* _Фрагмент для чтения_:
Почему у нас консерваторы брутальнее, а либералы тупее?

4-5 лет назад писали мы с Витей Милитаревым проект партийной программы для СДПР (при этом основную часть идей предложил он, а не я). Приём программы шел очень по-горбачевски. Обычная практика была такова — Горбачев дожидался, когда втайне соберется другая группа экспертов и напишет еще один проект. Затем брал какого-нибудь олуха, который ухудшал проекты обеих групп и добавлял собственной галиматьи. В нашем случае процесс принятия программы превзошел ожидания: Горбачев доверил завершение работы сначала одному, а потом другому олуху. Таким образом, многострадальную программу сначала ухудшил один олух. Потом по его следам текст терзал другой. Правда, в итоге процентов пятьдесят пять программы оказались надерганы из наших с Витей текстов, процентов пять — из текстов альтернативной группы. Так что на долю галиматьи осталось меньше половины.

Но я собственно не о том. Пока не была найдена альтернативная группа, Горбачеву надо было протянуть время. Поэтому он требовал от нас "улучшать" проект. Улучшение состояло вот в чем. Вместо небольших правок мы постоянно должны были менять композицию, иногда даже радикально трансформировать стиль, удлинять, сокращать и т.д. То есть у нас получилось полтора десятка существенно отличающихся друг от друга программ. Иногда Горбачев так увлекался этим процессом, что к одному из особенно понравившихся ему вариантов сам приписал "историческую" главу.

* _Данные о координатах разметки_:
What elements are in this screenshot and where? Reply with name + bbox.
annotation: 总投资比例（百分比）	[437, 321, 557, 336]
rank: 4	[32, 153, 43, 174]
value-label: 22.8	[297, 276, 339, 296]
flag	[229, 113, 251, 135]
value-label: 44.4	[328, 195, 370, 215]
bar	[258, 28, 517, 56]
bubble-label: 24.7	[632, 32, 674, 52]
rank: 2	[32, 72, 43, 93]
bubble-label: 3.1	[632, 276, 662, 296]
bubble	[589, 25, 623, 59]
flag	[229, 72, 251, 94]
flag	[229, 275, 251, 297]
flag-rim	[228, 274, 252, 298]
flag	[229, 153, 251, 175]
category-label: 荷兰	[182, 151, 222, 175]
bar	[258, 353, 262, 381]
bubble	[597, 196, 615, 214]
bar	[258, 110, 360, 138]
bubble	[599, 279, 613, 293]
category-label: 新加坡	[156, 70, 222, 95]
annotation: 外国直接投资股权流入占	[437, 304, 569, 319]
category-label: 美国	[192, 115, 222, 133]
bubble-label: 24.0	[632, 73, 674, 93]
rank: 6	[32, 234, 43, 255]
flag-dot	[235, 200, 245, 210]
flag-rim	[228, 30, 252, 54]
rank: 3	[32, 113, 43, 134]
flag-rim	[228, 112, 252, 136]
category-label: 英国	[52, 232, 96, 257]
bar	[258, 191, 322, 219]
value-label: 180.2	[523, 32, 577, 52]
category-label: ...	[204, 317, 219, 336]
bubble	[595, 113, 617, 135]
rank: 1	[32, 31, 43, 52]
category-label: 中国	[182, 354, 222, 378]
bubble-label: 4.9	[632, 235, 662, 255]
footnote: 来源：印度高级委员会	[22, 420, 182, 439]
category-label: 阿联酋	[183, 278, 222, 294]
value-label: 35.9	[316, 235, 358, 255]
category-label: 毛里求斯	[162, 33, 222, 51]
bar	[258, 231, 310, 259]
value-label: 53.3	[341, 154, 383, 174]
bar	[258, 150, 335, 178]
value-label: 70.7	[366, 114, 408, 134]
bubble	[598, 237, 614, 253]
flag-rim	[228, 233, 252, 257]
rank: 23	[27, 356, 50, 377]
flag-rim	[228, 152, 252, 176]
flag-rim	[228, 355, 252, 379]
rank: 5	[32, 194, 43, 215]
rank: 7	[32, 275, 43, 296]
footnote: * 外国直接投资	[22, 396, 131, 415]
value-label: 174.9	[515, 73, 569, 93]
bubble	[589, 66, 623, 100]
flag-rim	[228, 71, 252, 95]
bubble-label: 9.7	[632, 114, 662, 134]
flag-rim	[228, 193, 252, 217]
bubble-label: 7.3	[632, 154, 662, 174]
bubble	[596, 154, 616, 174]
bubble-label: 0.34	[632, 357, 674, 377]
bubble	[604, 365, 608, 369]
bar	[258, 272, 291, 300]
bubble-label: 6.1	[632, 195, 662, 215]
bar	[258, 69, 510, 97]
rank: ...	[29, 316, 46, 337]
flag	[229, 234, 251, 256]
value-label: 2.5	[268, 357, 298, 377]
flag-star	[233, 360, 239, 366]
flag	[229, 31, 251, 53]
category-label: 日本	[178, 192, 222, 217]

* _Задания для выполнения_:
1: Перепишите из текста о программе СДПР фрагмент от "4-5 лет назад" до "осталось меньше половины.".
2: Продолжите текст о программе СДПР, начав сразу после его последнего предложения.

* _Ожидаемые ответы_:
1:
4-5 лет назад писали мы с Витей Милитаревым проект партийной программы для СДПР (при этом основную часть идей предложил он, а не я). Приём программы шел очень по-горбачевски. Обычная практика была такова — Горбачев дожидался, когда втайне соберется другая группа экспертов и напишет еще один проект. Затем брал какого-нибудь олуха, который ухудшал проекты обеих групп и добавлял собственной галиматьи. В нашем случае процесс принятия программы превзошел ожидания: Горбачев доверил завершение работы сначала одному, а потом другому олуху. Таким образом, многострадальную программу сначала ухудшил один олух. Потом по его следам текст терзал другой. Правда, в итоге процентов пятьдесят пять программы оказались надерганы из наших с Витей текстов, процентов пять — из текстов альтернативной группы. Так что на долю галиматьи осталось меньше половины.

2:
В 90 процентах вариантов, которые мы с Витей произвели на свет, был раздел о практических мероприятиях, которые партия могла бы осуществлять сразу, не дожидаясь победы на парламентских выборах. В длинном списке направлений работы на первом месте всегда стоял пункт — создание общественной приемной с "телефоном доверия". Наши тексты постоянно читали человек двадцать, и на них список не производил никакого впечатления, за исключением одного человека, который отвечал в партии за практические мероприятия. Вот его наш список очень пугал, потому что на его основе Горбачев мог заставить этого человека начать делать хоть какую-нибудь работу.

Внимательным читателем наших трудов был один из партийных руководителей, наш давний хороший знакомый и к тому же бывший большой советский начальник. На него список также не произвел никакого впечатления. Каково же было наше удивление, когда он прибежал к Милитареву и стал горячо рассказывать, какую замечательную идею предложил такой-то (сейчас уже не помню, кто). Идея заключалась в создании "телефона доверия" (об общественной приемной в "креативе" речь не шла)! Аналогичную реакцию выдало и большинство других постоянных читателей наших релизов. Надо сказать, что мы с Милитаревым, предлагая список практических работ, не претендовали на новизну большинства из них. Про общественные приемные и про "телефон доверия" к началу нового тысячелетия уж точно известно всем, кто интересуется политикой и работает в оргструктурах.

Это один из характерных, стопроцентно убедительных и даже карикатурных примеров одного очень широко распространенного явления.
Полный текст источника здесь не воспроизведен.